- [The request]: Go through the lines below and copy each one that holds the string "into".

- [Listed entries]:

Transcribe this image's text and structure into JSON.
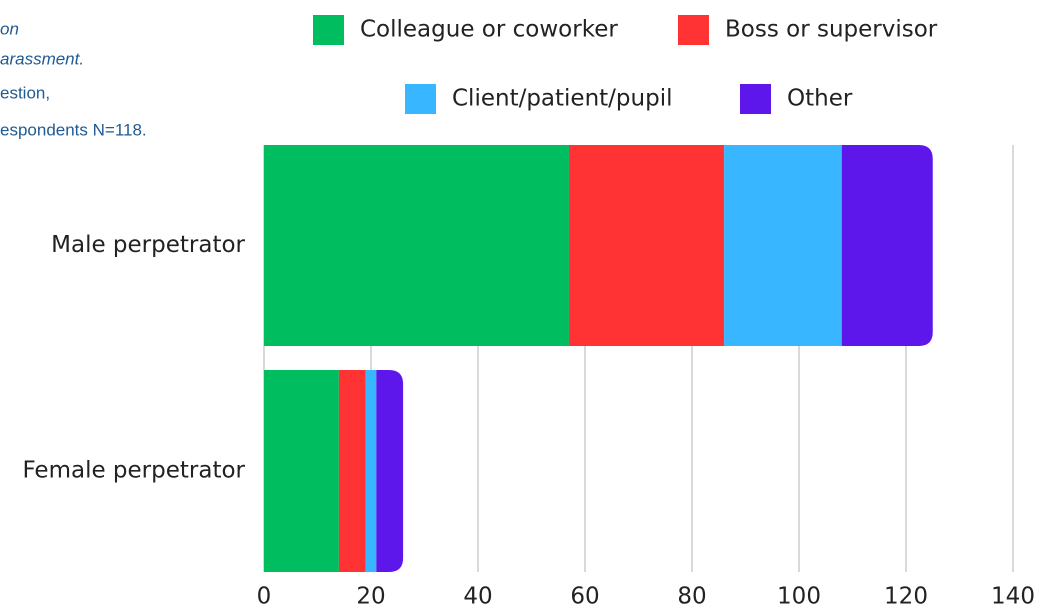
{
  "notes": [
    "on",
    "arassment.",
    "estion,",
    "espondents N=118."
  ],
  "chart_data": {
    "type": "stacked_barh",
    "categories": [
      "Male perpetrator",
      "Female perpetrator"
    ],
    "series": [
      {
        "name": "Colleague or coworker",
        "color": "#00bd5f",
        "values": [
          57,
          14
        ]
      },
      {
        "name": "Boss or supervisor",
        "color": "#ff3333",
        "values": [
          29,
          5
        ]
      },
      {
        "name": "Client/patient/pupil",
        "color": "#38b6ff",
        "values": [
          22,
          2
        ]
      },
      {
        "name": "Other",
        "color": "#5e17eb",
        "values": [
          17,
          5
        ]
      }
    ],
    "xlim": [
      0,
      140
    ],
    "xticks": [
      0,
      20,
      40,
      60,
      80,
      100,
      120,
      140
    ],
    "grid": true,
    "legend": "top"
  }
}
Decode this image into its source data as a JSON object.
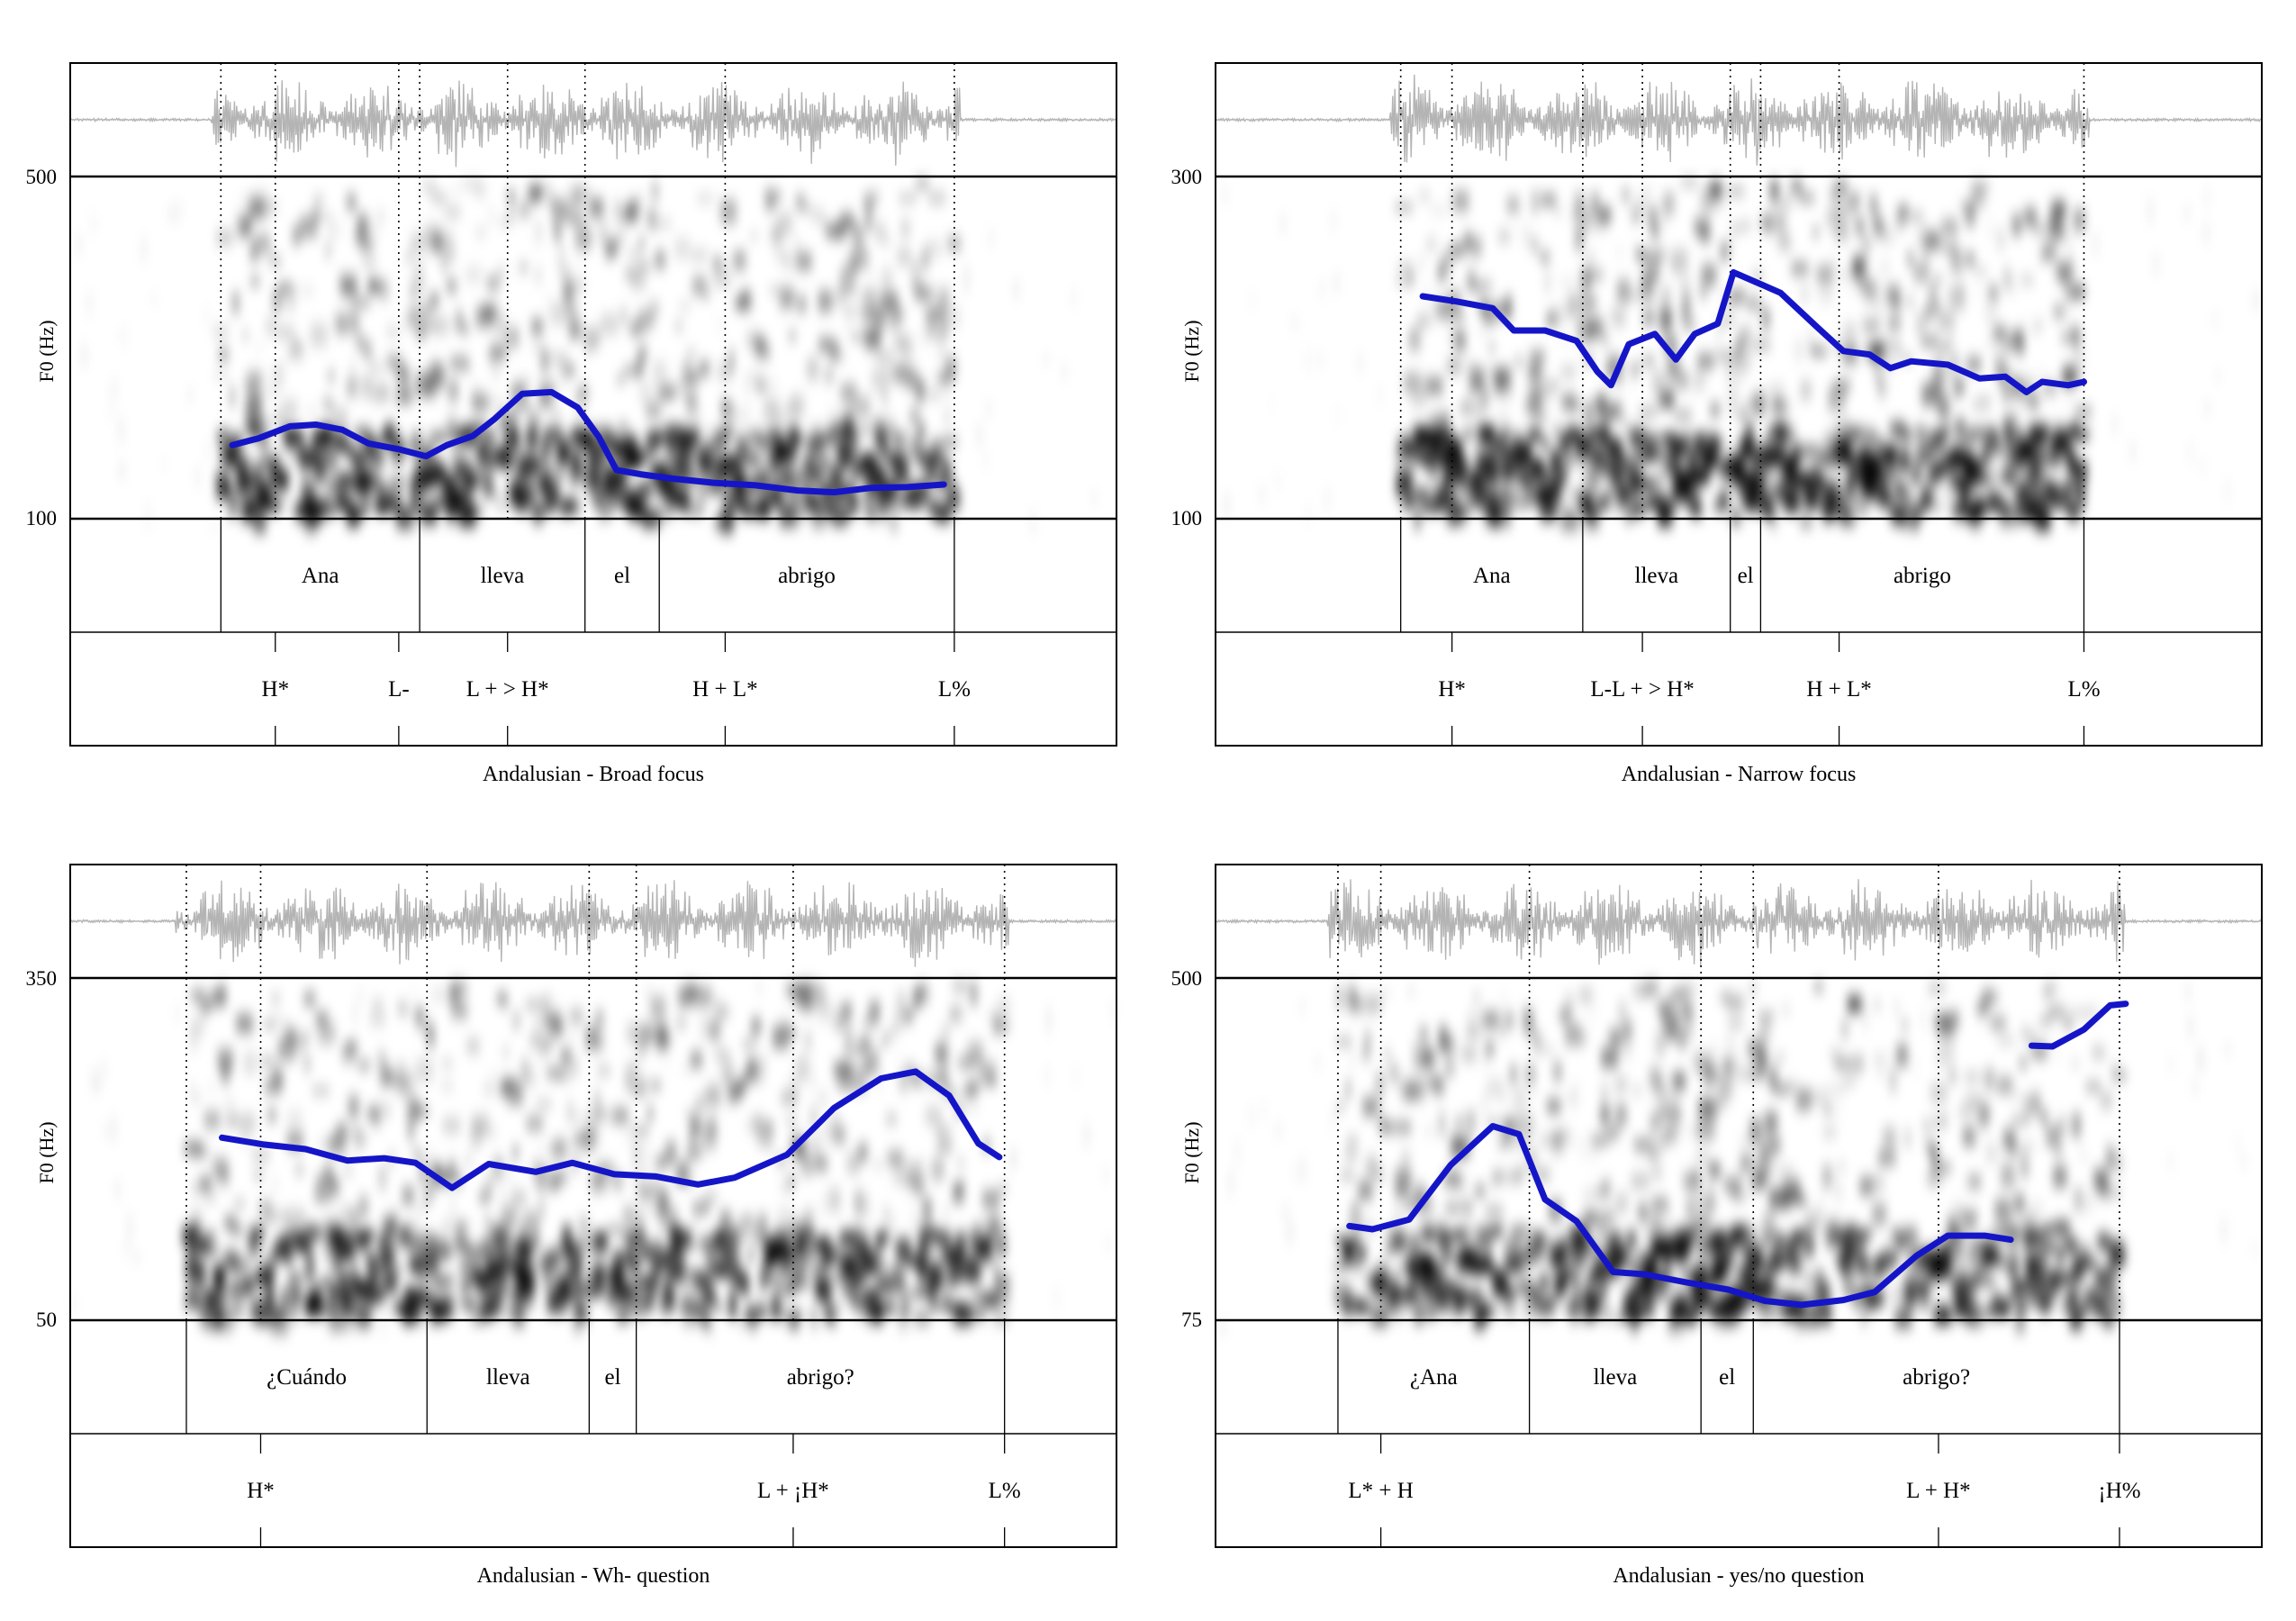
{
  "axis_label": "F0 (Hz)",
  "colors": {
    "pitch": "#1515c8",
    "wave": "#b4b4b4",
    "frame": "#000000"
  },
  "chart_data": [
    {
      "type": "line",
      "title": "Andalusian - Broad focus",
      "ylabel": "F0 (Hz)",
      "ylim": [
        100,
        500
      ],
      "yticks": [
        "500",
        "100"
      ],
      "words": [
        {
          "label": "Ana",
          "start": 0.144,
          "end": 0.334
        },
        {
          "label": "lleva",
          "start": 0.334,
          "end": 0.492
        },
        {
          "label": "el",
          "start": 0.492,
          "end": 0.563
        },
        {
          "label": "abrigo",
          "start": 0.563,
          "end": 0.845
        }
      ],
      "tones": [
        {
          "label": "H*",
          "t": 0.196
        },
        {
          "label": "L-",
          "t": 0.314
        },
        {
          "label": "L + > H*",
          "t": 0.418
        },
        {
          "label": "H + L*",
          "t": 0.626
        },
        {
          "label": "L%",
          "t": 0.845
        }
      ],
      "dotted": [
        0.144,
        0.196,
        0.314,
        0.334,
        0.418,
        0.492,
        0.626,
        0.845
      ],
      "pitch": [
        [
          0.155,
          186
        ],
        [
          0.18,
          194
        ],
        [
          0.21,
          208
        ],
        [
          0.235,
          210
        ],
        [
          0.26,
          204
        ],
        [
          0.285,
          188
        ],
        [
          0.315,
          181
        ],
        [
          0.34,
          173
        ],
        [
          0.36,
          186
        ],
        [
          0.385,
          197
        ],
        [
          0.405,
          216
        ],
        [
          0.432,
          246
        ],
        [
          0.46,
          248
        ],
        [
          0.485,
          230
        ],
        [
          0.505,
          196
        ],
        [
          0.522,
          157
        ],
        [
          0.545,
          152
        ],
        [
          0.575,
          147
        ],
        [
          0.615,
          142
        ],
        [
          0.655,
          139
        ],
        [
          0.695,
          133
        ],
        [
          0.73,
          131
        ],
        [
          0.765,
          136
        ],
        [
          0.8,
          137
        ],
        [
          0.835,
          140
        ]
      ]
    },
    {
      "type": "line",
      "title": "Andalusian - Narrow focus",
      "ylabel": "F0 (Hz)",
      "ylim": [
        100,
        300
      ],
      "yticks": [
        "300",
        "100"
      ],
      "words": [
        {
          "label": "Ana",
          "start": 0.177,
          "end": 0.351
        },
        {
          "label": "lleva",
          "start": 0.351,
          "end": 0.492
        },
        {
          "label": "el",
          "start": 0.492,
          "end": 0.521
        },
        {
          "label": "abrigo",
          "start": 0.521,
          "end": 0.83
        }
      ],
      "tones": [
        {
          "label": "H*",
          "t": 0.226
        },
        {
          "label": "L-L + > H*",
          "t": 0.408
        },
        {
          "label": "H + L*",
          "t": 0.596
        },
        {
          "label": "L%",
          "t": 0.83
        }
      ],
      "dotted": [
        0.177,
        0.226,
        0.351,
        0.408,
        0.492,
        0.521,
        0.596,
        0.83
      ],
      "pitch": [
        [
          0.198,
          230
        ],
        [
          0.23,
          227
        ],
        [
          0.265,
          223
        ],
        [
          0.285,
          210
        ],
        [
          0.315,
          210
        ],
        [
          0.345,
          204
        ],
        [
          0.365,
          186
        ],
        [
          0.378,
          178
        ],
        [
          0.395,
          202
        ],
        [
          0.42,
          208
        ],
        [
          0.44,
          193
        ],
        [
          0.458,
          208
        ],
        [
          0.48,
          214
        ],
        [
          0.495,
          244
        ],
        [
          0.525,
          236
        ],
        [
          0.54,
          232
        ],
        [
          0.575,
          212
        ],
        [
          0.6,
          198
        ],
        [
          0.625,
          196
        ],
        [
          0.645,
          188
        ],
        [
          0.665,
          192
        ],
        [
          0.7,
          190
        ],
        [
          0.73,
          182
        ],
        [
          0.755,
          183
        ],
        [
          0.775,
          174
        ],
        [
          0.79,
          180
        ],
        [
          0.815,
          178
        ],
        [
          0.83,
          180
        ]
      ]
    },
    {
      "type": "line",
      "title": "Andalusian - Wh- question",
      "ylabel": "F0 (Hz)",
      "ylim": [
        50,
        350
      ],
      "yticks": [
        "350",
        "50"
      ],
      "words": [
        {
          "label": "¿Cuándo",
          "start": 0.111,
          "end": 0.341
        },
        {
          "label": "lleva",
          "start": 0.341,
          "end": 0.496
        },
        {
          "label": "el",
          "start": 0.496,
          "end": 0.541
        },
        {
          "label": "abrigo?",
          "start": 0.541,
          "end": 0.893
        }
      ],
      "tones": [
        {
          "label": "H*",
          "t": 0.182
        },
        {
          "label": "L + ¡H*",
          "t": 0.691
        },
        {
          "label": "L%",
          "t": 0.893
        }
      ],
      "dotted": [
        0.111,
        0.182,
        0.341,
        0.496,
        0.541,
        0.691,
        0.893
      ],
      "pitch": [
        [
          0.145,
          210
        ],
        [
          0.185,
          204
        ],
        [
          0.225,
          200
        ],
        [
          0.265,
          190
        ],
        [
          0.3,
          192
        ],
        [
          0.33,
          188
        ],
        [
          0.365,
          166
        ],
        [
          0.4,
          187
        ],
        [
          0.445,
          180
        ],
        [
          0.48,
          188
        ],
        [
          0.52,
          178
        ],
        [
          0.56,
          176
        ],
        [
          0.6,
          169
        ],
        [
          0.635,
          175
        ],
        [
          0.685,
          195
        ],
        [
          0.73,
          236
        ],
        [
          0.775,
          262
        ],
        [
          0.808,
          268
        ],
        [
          0.84,
          247
        ],
        [
          0.868,
          205
        ],
        [
          0.888,
          193
        ]
      ]
    },
    {
      "type": "line",
      "title": "Andalusian - yes/no question",
      "ylabel": "F0 (Hz)",
      "ylim": [
        75,
        500
      ],
      "yticks": [
        "500",
        "75"
      ],
      "words": [
        {
          "label": "¿Ana",
          "start": 0.117,
          "end": 0.3
        },
        {
          "label": "lleva",
          "start": 0.3,
          "end": 0.464
        },
        {
          "label": "el",
          "start": 0.464,
          "end": 0.514
        },
        {
          "label": "abrigo?",
          "start": 0.514,
          "end": 0.864
        }
      ],
      "tones": [
        {
          "label": "L* + H",
          "t": 0.158
        },
        {
          "label": "L + H*",
          "t": 0.691
        },
        {
          "label": "¡H%",
          "t": 0.864
        }
      ],
      "dotted": [
        0.117,
        0.158,
        0.3,
        0.464,
        0.514,
        0.691,
        0.864
      ],
      "pitch": [
        [
          0.128,
          192
        ],
        [
          0.15,
          188
        ],
        [
          0.185,
          200
        ],
        [
          0.225,
          268
        ],
        [
          0.265,
          316
        ],
        [
          0.29,
          306
        ],
        [
          0.315,
          225
        ],
        [
          0.345,
          198
        ],
        [
          0.38,
          135
        ],
        [
          0.41,
          132
        ],
        [
          0.45,
          122
        ],
        [
          0.49,
          113
        ],
        [
          0.525,
          99
        ],
        [
          0.56,
          94
        ],
        [
          0.6,
          100
        ],
        [
          0.63,
          110
        ],
        [
          0.67,
          155
        ],
        [
          0.7,
          180
        ],
        [
          0.735,
          180
        ],
        [
          0.76,
          175
        ]
      ],
      "pitch2": [
        [
          0.78,
          416
        ],
        [
          0.8,
          415
        ],
        [
          0.83,
          436
        ],
        [
          0.855,
          466
        ],
        [
          0.87,
          468
        ]
      ]
    }
  ]
}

- [Exercise answer]:
Transcribe this image's text and structure into JSON.
Decode this image into its source data as a JSON object.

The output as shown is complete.